• _Task brief_:
Copy out the data below verbatim.

**** Data supplied

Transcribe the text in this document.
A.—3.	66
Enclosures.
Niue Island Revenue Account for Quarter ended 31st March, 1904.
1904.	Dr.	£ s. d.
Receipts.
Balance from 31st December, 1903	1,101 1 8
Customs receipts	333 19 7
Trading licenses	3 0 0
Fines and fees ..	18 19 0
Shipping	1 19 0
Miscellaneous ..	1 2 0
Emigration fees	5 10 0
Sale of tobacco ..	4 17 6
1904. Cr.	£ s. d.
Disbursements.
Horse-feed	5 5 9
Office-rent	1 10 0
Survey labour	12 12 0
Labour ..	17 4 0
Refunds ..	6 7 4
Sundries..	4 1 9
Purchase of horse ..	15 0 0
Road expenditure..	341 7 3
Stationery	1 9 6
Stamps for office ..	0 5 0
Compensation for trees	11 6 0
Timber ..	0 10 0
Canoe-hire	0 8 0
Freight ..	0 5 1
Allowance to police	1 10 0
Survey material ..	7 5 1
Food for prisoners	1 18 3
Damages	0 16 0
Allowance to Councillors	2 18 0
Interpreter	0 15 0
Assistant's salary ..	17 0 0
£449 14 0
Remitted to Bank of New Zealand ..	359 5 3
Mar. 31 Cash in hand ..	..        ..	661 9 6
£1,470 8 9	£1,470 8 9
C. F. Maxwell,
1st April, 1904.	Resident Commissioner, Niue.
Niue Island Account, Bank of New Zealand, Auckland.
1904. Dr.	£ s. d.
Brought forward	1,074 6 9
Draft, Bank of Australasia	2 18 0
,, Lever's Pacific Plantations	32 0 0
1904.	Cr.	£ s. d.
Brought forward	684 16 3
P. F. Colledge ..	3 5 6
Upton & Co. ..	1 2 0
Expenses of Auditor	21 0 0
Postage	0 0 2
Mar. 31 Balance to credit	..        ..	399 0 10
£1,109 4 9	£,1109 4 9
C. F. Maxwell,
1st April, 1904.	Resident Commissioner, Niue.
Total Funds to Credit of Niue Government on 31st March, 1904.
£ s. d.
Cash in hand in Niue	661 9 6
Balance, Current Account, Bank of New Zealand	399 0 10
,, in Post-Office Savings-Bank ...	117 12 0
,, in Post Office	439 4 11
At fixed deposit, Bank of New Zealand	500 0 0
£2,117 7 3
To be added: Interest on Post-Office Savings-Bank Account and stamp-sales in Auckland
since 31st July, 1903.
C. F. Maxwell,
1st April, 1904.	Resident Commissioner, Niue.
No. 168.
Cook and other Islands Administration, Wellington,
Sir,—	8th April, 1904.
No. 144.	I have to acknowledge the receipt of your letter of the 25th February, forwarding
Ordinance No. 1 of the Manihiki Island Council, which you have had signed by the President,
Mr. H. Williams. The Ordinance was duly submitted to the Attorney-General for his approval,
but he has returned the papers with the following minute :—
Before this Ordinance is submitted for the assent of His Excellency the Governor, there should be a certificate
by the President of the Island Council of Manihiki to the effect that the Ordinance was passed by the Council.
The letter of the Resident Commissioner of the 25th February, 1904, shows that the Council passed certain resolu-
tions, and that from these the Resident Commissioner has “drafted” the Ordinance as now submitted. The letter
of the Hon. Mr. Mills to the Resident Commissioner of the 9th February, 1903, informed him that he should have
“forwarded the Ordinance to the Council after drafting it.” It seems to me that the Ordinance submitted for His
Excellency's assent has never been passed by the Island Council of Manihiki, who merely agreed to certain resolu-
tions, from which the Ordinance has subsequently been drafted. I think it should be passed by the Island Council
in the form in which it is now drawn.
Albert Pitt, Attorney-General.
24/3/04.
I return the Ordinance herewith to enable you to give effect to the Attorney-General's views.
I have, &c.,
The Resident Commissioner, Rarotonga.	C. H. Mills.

********

• _Written answer_:
Transcribe the text in this document.
A.—3.	66
Enclosures.
Niue Island Revenue Account for Quarter ended 31st March, 1904.
1904.	Dr.	£ s. d.
Receipts.
Balance from 31st December, 1903	1,101 1 8
Customs receipts	333 19 7
Trading licenses	3 0 0
Fines and fees ..	18 19 0
Shipping	1 19 0
Miscellaneous ..	1 2 0
Emigration fees	5 10 0
Sale of tobacco ..	4 17 6
1904. Cr.	£ s. d.
Disbursements.
Horse-feed	5 5 9
Office-rent	1 10 0
Survey labour	12 12 0
Labour ..	17 4 0
Refunds ..	6 7 4
Sundries..	4 1 9
Purchase of horse ..	15 0 0
Road expenditure..	341 7 3
Stationery	1 9 6
Stamps for office ..	0 5 0
Compensation for trees	11 6 0
Timber ..	0 10 0
Canoe-hire	0 8 0
Freight ..	0 5 1
Allowance to police	1 10 0
Survey material ..	7 5 1
Food for prisoners	1 18 3
Damages	0 16 0
Allowance to Councillors	2 18 0
Interpreter	0 15 0
Assistant's salary ..	17 0 0
£449 14 0
Remitted to Bank of New Zealand ..	359 5 3
Mar. 31 Cash in hand ..	..        ..	661 9 6
£1,470 8 9	£1,470 8 9
C. F. Maxwell,
1st April, 1904.	Resident Commissioner, Niue.
Niue Island Account, Bank of New Zealand, Auckland.
1904. Dr.	£ s. d.
Brought forward	1,074 6 9
Draft, Bank of Australasia	2 18 0
,, Lever's Pacific Plantations	32 0 0
1904.	Cr.	£ s. d.
Brought forward	684 16 3
P. F. Colledge ..	3 5 6
Upton & Co. ..	1 2 0
Expenses of Auditor	21 0 0
Postage	0 0 2
Mar. 31 Balance to credit	..        ..	399 0 10
£1,109 4 9	£,1109 4 9
C. F. Maxwell,
1st April, 1904.	Resident Commissioner, Niue.
Total Funds to Credit of Niue Government on 31st March, 1904.
£ s. d.
Cash in hand in Niue	661 9 6
Balance, Current Account, Bank of New Zealand	399 0 10
,, in Post-Office Savings-Bank ...	117 12 0
,, in Post Office	439 4 11
At fixed deposit, Bank of New Zealand	500 0 0
£2,117 7 3
To be added: Interest on Post-Office Savings-Bank Account and stamp-sales in Auckland
since 31st July, 1903.
C. F. Maxwell,
1st April, 1904.	Resident Commissioner, Niue.
No. 168.
Cook and other Islands Administration, Wellington,
Sir,—	8th April, 1904.
No. 144.	I have to acknowledge the receipt of your letter of the 25th February, forwarding
Ordinance No. 1 of the Manihiki Island Council, which you have had signed by the President,
Mr. H. Williams. The Ordinance was duly submitted to the Attorney-General for his approval,
but he has returned the papers with the following minute :—
Before this Ordinance is submitted for the assent of His Excellency the Governor, there should be a certificate
by the President of the Island Council of Manihiki to the effect that the Ordinance was passed by the Council.
The letter of the Resident Commissioner of the 25th February, 1904, shows that the Council passed certain resolu-
tions, and that from these the Resident Commissioner has “drafted” the Ordinance as now submitted. The letter
of the Hon. Mr. Mills to the Resident Commissioner of the 9th February, 1903, informed him that he should have
“forwarded the Ordinance to the Council after drafting it.” It seems to me that the Ordinance submitted for His
Excellency's assent has never been passed by the Island Council of Manihiki, who merely agreed to certain resolu-
tions, from which the Ordinance has subsequently been drafted. I think it should be passed by the Island Council
in the form in which it is now drawn.
Albert Pitt, Attorney-General.
24/3/04.
I return the Ordinance herewith to enable you to give effect to the Attorney-General's views.
I have, &c.,
The Resident Commissioner, Rarotonga.	C. H. Mills.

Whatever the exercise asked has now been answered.